Source records:
========

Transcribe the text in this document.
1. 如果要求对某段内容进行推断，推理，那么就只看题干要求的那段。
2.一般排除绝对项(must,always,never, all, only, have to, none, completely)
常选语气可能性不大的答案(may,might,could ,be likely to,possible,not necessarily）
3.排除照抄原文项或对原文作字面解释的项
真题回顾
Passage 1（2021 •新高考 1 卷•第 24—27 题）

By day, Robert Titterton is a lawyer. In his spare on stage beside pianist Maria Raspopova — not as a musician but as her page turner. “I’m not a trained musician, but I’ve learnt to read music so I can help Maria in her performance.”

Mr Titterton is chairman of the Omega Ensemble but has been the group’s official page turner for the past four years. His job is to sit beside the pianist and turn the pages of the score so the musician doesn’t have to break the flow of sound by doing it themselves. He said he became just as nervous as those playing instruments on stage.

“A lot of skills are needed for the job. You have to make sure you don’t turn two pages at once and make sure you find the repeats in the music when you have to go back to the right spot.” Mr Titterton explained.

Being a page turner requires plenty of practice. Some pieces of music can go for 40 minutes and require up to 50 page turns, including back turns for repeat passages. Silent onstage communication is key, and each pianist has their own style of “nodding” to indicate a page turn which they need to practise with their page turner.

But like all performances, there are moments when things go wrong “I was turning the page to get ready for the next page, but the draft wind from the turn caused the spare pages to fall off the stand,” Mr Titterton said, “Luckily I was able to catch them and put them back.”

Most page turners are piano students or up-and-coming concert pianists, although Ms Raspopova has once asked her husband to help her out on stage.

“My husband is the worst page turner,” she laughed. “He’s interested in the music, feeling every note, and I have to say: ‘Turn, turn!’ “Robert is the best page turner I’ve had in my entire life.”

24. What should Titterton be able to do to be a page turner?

========

Request:
Using the listing above, gather each line that holds the string "able" and copy it.

Output:
But like all performances, there are moments when things go wrong “I was turning the page to get ready for the next page, but the draft wind from the turn caused the spare pages to fall off the stand,” Mr Titterton said, “Luckily I was able to catch them and put them back.”
24. What should Titterton be able to do to be a page turner?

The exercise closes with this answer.